Short exercise:
Every line below that mentions the word "SETUP" should be copied out.

- - -

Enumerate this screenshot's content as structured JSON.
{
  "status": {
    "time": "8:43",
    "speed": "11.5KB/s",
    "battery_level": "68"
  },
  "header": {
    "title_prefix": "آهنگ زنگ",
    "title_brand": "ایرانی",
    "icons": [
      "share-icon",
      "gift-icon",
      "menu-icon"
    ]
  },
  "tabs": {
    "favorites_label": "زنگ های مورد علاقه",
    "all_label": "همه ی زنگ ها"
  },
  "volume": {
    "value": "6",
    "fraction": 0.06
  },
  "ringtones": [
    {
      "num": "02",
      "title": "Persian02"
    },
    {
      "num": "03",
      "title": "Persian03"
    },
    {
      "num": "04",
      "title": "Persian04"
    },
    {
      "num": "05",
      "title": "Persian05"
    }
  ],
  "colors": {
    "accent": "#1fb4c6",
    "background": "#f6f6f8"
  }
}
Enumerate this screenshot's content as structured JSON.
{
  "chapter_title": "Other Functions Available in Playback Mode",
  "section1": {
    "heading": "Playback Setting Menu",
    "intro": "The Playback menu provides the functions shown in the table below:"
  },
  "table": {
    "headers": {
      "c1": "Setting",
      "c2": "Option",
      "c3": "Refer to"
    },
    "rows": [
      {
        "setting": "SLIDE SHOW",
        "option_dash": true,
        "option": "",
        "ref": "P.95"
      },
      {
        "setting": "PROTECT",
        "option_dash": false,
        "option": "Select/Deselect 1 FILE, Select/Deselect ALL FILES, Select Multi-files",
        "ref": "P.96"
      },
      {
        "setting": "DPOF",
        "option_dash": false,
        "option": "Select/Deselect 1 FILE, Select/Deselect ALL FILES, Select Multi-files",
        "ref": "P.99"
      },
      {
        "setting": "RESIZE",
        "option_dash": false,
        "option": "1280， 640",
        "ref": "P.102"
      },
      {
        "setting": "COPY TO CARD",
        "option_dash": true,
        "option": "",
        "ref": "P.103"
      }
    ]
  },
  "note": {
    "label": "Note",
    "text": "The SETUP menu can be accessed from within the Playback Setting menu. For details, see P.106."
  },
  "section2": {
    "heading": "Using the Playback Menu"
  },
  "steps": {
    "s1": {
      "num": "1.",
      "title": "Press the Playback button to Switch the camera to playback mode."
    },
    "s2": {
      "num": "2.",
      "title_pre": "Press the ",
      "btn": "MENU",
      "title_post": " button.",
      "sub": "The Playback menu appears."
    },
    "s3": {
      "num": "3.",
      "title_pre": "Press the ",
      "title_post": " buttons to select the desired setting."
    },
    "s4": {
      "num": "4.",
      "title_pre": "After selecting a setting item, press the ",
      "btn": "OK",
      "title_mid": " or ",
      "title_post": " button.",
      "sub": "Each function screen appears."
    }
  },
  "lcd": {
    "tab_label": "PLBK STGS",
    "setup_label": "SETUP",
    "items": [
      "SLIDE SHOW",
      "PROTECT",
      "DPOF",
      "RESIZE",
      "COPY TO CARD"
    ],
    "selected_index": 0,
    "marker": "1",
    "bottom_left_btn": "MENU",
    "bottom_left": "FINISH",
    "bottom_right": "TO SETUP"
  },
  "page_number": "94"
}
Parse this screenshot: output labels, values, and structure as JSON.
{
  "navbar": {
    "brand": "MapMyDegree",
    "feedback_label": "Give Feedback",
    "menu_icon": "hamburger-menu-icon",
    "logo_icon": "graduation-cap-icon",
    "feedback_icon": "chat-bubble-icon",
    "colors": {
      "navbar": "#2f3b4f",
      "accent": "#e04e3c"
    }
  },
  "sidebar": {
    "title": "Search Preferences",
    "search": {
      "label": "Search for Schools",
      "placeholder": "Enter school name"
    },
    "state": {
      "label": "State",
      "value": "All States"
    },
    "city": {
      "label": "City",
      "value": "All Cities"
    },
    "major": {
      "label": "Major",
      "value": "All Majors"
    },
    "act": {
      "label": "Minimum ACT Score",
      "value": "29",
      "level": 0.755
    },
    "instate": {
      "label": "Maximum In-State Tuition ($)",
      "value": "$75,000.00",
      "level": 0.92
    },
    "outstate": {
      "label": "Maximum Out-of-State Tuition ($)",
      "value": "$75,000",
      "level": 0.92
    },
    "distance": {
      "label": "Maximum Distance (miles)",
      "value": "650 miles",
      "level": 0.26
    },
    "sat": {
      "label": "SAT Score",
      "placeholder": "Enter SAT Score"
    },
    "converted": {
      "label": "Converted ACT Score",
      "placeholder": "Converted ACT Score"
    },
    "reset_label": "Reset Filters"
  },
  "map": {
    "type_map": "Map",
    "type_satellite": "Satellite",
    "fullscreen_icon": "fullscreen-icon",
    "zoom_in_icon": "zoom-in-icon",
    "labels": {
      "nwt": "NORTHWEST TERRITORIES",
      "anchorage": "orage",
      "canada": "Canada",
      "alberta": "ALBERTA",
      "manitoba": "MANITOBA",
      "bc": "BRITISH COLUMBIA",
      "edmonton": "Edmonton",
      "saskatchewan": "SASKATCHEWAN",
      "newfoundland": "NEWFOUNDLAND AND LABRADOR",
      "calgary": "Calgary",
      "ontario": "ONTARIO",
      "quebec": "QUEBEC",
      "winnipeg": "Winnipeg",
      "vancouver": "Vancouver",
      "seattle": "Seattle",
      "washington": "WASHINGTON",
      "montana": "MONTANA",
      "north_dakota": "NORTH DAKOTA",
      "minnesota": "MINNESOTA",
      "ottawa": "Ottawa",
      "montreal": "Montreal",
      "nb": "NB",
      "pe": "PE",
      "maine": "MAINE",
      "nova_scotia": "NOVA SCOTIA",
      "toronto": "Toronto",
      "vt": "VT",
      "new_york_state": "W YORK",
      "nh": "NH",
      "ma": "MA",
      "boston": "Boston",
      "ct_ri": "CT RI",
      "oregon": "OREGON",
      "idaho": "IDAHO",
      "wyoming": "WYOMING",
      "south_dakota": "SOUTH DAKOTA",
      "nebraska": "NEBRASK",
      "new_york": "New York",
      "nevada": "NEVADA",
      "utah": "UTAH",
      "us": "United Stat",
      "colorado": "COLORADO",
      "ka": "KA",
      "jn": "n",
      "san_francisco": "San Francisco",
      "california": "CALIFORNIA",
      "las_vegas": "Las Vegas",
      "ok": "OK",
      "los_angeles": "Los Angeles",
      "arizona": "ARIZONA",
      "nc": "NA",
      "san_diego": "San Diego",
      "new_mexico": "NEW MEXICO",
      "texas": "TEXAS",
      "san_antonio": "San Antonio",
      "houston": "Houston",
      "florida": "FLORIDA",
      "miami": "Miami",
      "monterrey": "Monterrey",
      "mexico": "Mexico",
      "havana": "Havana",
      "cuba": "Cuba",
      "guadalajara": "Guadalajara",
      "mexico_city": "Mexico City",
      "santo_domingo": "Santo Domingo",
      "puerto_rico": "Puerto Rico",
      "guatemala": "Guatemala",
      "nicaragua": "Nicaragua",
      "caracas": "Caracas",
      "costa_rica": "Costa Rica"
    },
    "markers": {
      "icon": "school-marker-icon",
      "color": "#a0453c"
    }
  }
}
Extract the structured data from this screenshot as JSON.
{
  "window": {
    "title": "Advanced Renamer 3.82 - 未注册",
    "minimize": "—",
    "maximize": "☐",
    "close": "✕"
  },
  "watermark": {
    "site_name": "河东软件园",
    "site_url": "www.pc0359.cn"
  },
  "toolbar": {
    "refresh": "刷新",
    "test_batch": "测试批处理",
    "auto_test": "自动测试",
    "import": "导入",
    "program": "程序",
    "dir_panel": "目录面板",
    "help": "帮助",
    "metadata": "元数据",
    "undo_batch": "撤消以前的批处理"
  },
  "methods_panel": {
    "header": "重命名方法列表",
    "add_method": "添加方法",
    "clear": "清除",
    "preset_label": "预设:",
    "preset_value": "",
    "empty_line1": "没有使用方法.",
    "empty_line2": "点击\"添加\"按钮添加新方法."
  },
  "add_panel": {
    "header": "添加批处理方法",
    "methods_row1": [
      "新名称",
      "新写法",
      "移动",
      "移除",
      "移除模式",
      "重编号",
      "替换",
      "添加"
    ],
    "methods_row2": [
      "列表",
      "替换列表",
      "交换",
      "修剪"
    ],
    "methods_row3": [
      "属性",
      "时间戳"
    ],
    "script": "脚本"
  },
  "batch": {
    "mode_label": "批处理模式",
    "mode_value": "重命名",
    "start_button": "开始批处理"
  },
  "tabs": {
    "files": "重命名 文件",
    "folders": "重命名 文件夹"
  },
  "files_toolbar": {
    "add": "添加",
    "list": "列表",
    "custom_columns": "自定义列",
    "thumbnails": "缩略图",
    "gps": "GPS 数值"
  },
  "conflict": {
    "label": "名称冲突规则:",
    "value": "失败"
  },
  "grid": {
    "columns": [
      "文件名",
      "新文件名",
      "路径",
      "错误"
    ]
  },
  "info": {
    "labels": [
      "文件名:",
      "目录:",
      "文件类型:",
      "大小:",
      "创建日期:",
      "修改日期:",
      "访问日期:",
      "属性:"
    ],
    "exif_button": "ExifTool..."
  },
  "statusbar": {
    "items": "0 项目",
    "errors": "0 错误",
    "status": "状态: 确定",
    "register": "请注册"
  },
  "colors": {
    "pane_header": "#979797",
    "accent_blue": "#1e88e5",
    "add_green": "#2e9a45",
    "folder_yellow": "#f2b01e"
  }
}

- - -

The completed task:
    "text": "The SETUP menu can be accessed from within the Playback Setting menu. For details, see P.106."
    "setup_label": "SETUP",
    "bottom_right": "TO SETUP"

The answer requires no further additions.